## EXERCISE DETAILS
Copy every line of the data that includes the string "title".

## PROVIDED MATERIAL
[start]

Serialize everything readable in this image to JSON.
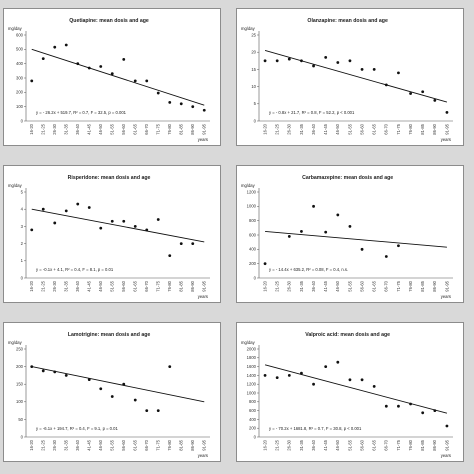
{
  "chart_data": [
    {
      "type": "scatter",
      "title": "Quetiapine: mean dosis and age",
      "ylabel": "mg/day",
      "xlabel": "years",
      "categories": [
        "16-20",
        "21-25",
        "26-30",
        "31-35",
        "36-40",
        "41-45",
        "46-50",
        "51-55",
        "56-60",
        "61-65",
        "66-70",
        "71-75",
        "76-80",
        "81-85",
        "86-90",
        "91-95"
      ],
      "ylim": [
        0,
        600
      ],
      "yticks": [
        "0",
        "100",
        "200",
        "300",
        "400",
        "500",
        "600"
      ],
      "grid": false,
      "series": [
        {
          "values": [
            280,
            435,
            515,
            530,
            400,
            370,
            380,
            330,
            430,
            280,
            280,
            195,
            130,
            120,
            100,
            75
          ]
        }
      ],
      "trend": {
        "type": "linear",
        "start": 500,
        "end": 110
      },
      "annotation": "y = - 26.2x + 519.7, R² = 0.7, F = 32.5, p = 0.001"
    },
    {
      "type": "scatter",
      "title": "Olanzapine: mean dosis and age",
      "ylabel": "mg/day",
      "xlabel": "years",
      "categories": [
        "16-20",
        "21-25",
        "26-30",
        "31-35",
        "36-40",
        "41-45",
        "46-50",
        "51-55",
        "56-60",
        "61-65",
        "66-70",
        "71-75",
        "76-80",
        "81-85",
        "86-90",
        "91-95"
      ],
      "ylim": [
        0,
        25
      ],
      "yticks": [
        "0",
        "5",
        "10",
        "15",
        "20",
        "25"
      ],
      "grid": false,
      "series": [
        {
          "values": [
            17.5,
            17.5,
            18,
            17.5,
            16,
            18.5,
            17,
            17.5,
            15,
            15,
            10.5,
            14,
            8,
            8.5,
            6,
            2.5
          ]
        }
      ],
      "trend": {
        "type": "linear",
        "start": 20.5,
        "end": 5.5
      },
      "annotation": "y = - 0.8x + 21.7, R² = 0.8, F = 52.2, p < 0.001"
    },
    {
      "type": "scatter",
      "title": "Risperidone: mean dosis and age",
      "ylabel": "mg/day",
      "xlabel": "years",
      "categories": [
        "16-20",
        "21-25",
        "26-30",
        "31-35",
        "36-40",
        "41-45",
        "46-50",
        "51-55",
        "56-60",
        "61-65",
        "66-70",
        "71-75",
        "76-80",
        "81-85",
        "86-90",
        "91-95"
      ],
      "ylim": [
        0,
        5
      ],
      "yticks": [
        "0",
        "1",
        "2",
        "3",
        "4",
        "5"
      ],
      "grid": false,
      "series": [
        {
          "values": [
            2.8,
            4,
            3.2,
            3.9,
            4.3,
            4.1,
            2.9,
            3.3,
            3.3,
            3,
            2.8,
            3.4,
            1.3,
            2,
            2
          ]
        }
      ],
      "trend": {
        "type": "linear",
        "start": 4,
        "end": 2.1
      },
      "annotation": "y = -0.1x + 4.1, R² = 0.4, F = 8.1, p = 0.01"
    },
    {
      "type": "scatter",
      "title": "Carbamazepine: mean dosis and age",
      "ylabel": "mg/day",
      "xlabel": "years",
      "categories": [
        "16-20",
        "21-25",
        "26-30",
        "31-35",
        "36-40",
        "41-45",
        "46-50",
        "51-55",
        "56-60",
        "61-65",
        "66-70",
        "71-75",
        "76-80",
        "81-85",
        "86-90",
        "91-95"
      ],
      "ylim": [
        0,
        1200
      ],
      "yticks": [
        "0",
        "200",
        "400",
        "600",
        "800",
        "1000",
        "1200"
      ],
      "grid": false,
      "series": [
        {
          "values": [
            200,
            null,
            580,
            650,
            1000,
            640,
            880,
            720,
            400,
            null,
            300,
            450
          ]
        }
      ],
      "trend": {
        "type": "linear",
        "start": 650,
        "end": 430
      },
      "annotation": "y = - 14.4x + 635.2, R² = 0.08, F = 0.4, n.s."
    },
    {
      "type": "scatter",
      "title": "Lamotrigine: mean dosis and age",
      "ylabel": "mg/day",
      "xlabel": "years",
      "categories": [
        "16-20",
        "21-25",
        "26-30",
        "31-35",
        "36-40",
        "41-45",
        "46-50",
        "51-55",
        "56-60",
        "61-65",
        "66-70",
        "71-75",
        "76-80",
        "81-85",
        "86-90",
        "91-95"
      ],
      "ylim": [
        0,
        250
      ],
      "yticks": [
        "0",
        "50",
        "100",
        "150",
        "200",
        "250"
      ],
      "grid": false,
      "series": [
        {
          "values": [
            200,
            188,
            185,
            175,
            null,
            163,
            137,
            115,
            150,
            105,
            75,
            75,
            200
          ]
        }
      ],
      "trend": {
        "type": "linear",
        "start": 200,
        "end": 100
      },
      "annotation": "y = -6.1x + 194.7, R² = 0.4, F = 9.1, p = 0.01"
    },
    {
      "type": "scatter",
      "title": "Valproic acid: mean dosis and age",
      "ylabel": "mg/day",
      "xlabel": "years",
      "categories": [
        "16-20",
        "21-25",
        "26-30",
        "31-35",
        "36-40",
        "41-45",
        "46-50",
        "51-55",
        "56-60",
        "61-65",
        "66-70",
        "71-75",
        "76-80",
        "81-85",
        "86-90",
        "91-95"
      ],
      "ylim": [
        0,
        2000
      ],
      "yticks": [
        "0",
        "200",
        "400",
        "600",
        "800",
        "1000",
        "1200",
        "1400",
        "1600",
        "1800",
        "2000"
      ],
      "grid": false,
      "series": [
        {
          "values": [
            1400,
            1350,
            1400,
            1450,
            1200,
            1600,
            1700,
            1300,
            1300,
            1150,
            700,
            700,
            750,
            550,
            600,
            250
          ]
        }
      ],
      "trend": {
        "type": "linear",
        "start": 1640,
        "end": 540
      },
      "annotation": "y = - 70.2x + 1681.8, R² = 0.7, F = 30.8, p < 0.001"
    }
  ]
}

[end]

## SOLUTION FOR THIS PROBLEM
      "title": "Quetiapine: mean dosis and age",
      "title": "Olanzapine: mean dosis and age",
      "title": "Risperidone: mean dosis and age",
      "title": "Carbamazepine: mean dosis and age",
      "title": "Lamotrigine: mean dosis and age",
      "title": "Valproic acid: mean dosis and age",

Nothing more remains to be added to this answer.